§ **Task input**:
════════════════════
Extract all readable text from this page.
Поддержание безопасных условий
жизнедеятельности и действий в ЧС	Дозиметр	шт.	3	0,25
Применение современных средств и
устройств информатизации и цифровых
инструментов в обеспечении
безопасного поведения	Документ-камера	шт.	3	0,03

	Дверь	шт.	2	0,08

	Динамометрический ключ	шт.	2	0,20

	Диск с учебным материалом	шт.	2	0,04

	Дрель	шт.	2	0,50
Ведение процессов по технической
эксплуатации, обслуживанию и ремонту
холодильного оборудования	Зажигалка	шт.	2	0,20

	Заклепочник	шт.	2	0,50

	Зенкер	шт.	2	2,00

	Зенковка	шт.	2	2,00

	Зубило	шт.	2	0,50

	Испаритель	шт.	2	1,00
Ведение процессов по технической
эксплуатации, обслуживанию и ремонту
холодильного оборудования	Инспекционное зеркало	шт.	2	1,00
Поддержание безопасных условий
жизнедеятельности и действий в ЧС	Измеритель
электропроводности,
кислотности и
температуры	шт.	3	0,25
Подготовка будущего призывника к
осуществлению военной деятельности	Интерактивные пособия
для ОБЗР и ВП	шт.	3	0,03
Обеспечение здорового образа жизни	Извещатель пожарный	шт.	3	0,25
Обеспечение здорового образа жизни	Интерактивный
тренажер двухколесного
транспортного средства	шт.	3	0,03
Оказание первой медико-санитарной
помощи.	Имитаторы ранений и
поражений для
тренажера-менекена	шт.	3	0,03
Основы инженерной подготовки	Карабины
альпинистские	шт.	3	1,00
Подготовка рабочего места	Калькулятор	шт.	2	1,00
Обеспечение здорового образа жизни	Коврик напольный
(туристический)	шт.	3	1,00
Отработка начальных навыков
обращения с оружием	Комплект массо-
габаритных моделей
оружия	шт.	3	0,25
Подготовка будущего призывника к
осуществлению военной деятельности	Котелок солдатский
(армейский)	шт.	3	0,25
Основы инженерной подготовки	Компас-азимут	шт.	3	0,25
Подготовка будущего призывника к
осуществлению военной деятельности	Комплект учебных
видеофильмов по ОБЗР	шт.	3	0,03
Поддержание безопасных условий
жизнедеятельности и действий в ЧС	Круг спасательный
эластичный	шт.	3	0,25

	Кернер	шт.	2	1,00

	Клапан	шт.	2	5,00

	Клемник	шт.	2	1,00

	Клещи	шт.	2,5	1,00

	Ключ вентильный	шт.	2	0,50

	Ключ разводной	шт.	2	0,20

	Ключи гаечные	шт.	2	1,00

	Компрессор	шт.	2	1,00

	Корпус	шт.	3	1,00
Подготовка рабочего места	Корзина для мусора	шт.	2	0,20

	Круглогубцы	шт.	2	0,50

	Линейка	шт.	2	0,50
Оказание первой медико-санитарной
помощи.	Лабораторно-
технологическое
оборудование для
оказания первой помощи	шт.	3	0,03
════════════════════
The records above should be repeated in full, exactly as given.

Extract all readable text from this page.
Поддержание безопасных условий
жизнедеятельности и действий в ЧС	Дозиметр	шт.	3	0,25
Применение современных средств и
устройств информатизации и цифровых
инструментов в обеспечении
безопасного поведения	Документ-камера	шт.	3	0,03

	Дверь	шт.	2	0,08

	Динамометрический ключ	шт.	2	0,20

	Диск с учебным материалом	шт.	2	0,04

	Дрель	шт.	2	0,50
Ведение процессов по технической
эксплуатации, обслуживанию и ремонту
холодильного оборудования	Зажигалка	шт.	2	0,20

	Заклепочник	шт.	2	0,50

	Зенкер	шт.	2	2,00

	Зенковка	шт.	2	2,00

	Зубило	шт.	2	0,50

	Испаритель	шт.	2	1,00
Ведение процессов по технической
эксплуатации, обслуживанию и ремонту
холодильного оборудования	Инспекционное зеркало	шт.	2	1,00
Поддержание безопасных условий
жизнедеятельности и действий в ЧС	Измеритель
электропроводности,
кислотности и
температуры	шт.	3	0,25
Подготовка будущего призывника к
осуществлению военной деятельности	Интерактивные пособия
для ОБЗР и ВП	шт.	3	0,03
Обеспечение здорового образа жизни	Извещатель пожарный	шт.	3	0,25
Обеспечение здорового образа жизни	Интерактивный
тренажер двухколесного
транспортного средства	шт.	3	0,03
Оказание первой медико-санитарной
помощи.	Имитаторы ранений и
поражений для
тренажера-менекена	шт.	3	0,03
Основы инженерной подготовки	Карабины
альпинистские	шт.	3	1,00
Подготовка рабочего места	Калькулятор	шт.	2	1,00
Обеспечение здорового образа жизни	Коврик напольный
(туристический)	шт.	3	1,00
Отработка начальных навыков
обращения с оружием	Комплект массо-
габаритных моделей
оружия	шт.	3	0,25
Подготовка будущего призывника к
осуществлению военной деятельности	Котелок солдатский
(армейский)	шт.	3	0,25
Основы инженерной подготовки	Компас-азимут	шт.	3	0,25
Подготовка будущего призывника к
осуществлению военной деятельности	Комплект учебных
видеофильмов по ОБЗР	шт.	3	0,03
Поддержание безопасных условий
жизнедеятельности и действий в ЧС	Круг спасательный
эластичный	шт.	3	0,25

	Кернер	шт.	2	1,00

	Клапан	шт.	2	5,00

	Клемник	шт.	2	1,00

	Клещи	шт.	2,5	1,00

	Ключ вентильный	шт.	2	0,50

	Ключ разводной	шт.	2	0,20

	Ключи гаечные	шт.	2	1,00

	Компрессор	шт.	2	1,00

	Корпус	шт.	3	1,00
Подготовка рабочего места	Корзина для мусора	шт.	2	0,20

	Круглогубцы	шт.	2	0,50

	Линейка	шт.	2	0,50
Оказание первой медико-санитарной
помощи.	Лабораторно-
технологическое
оборудование для
оказания первой помощи	шт.	3	0,03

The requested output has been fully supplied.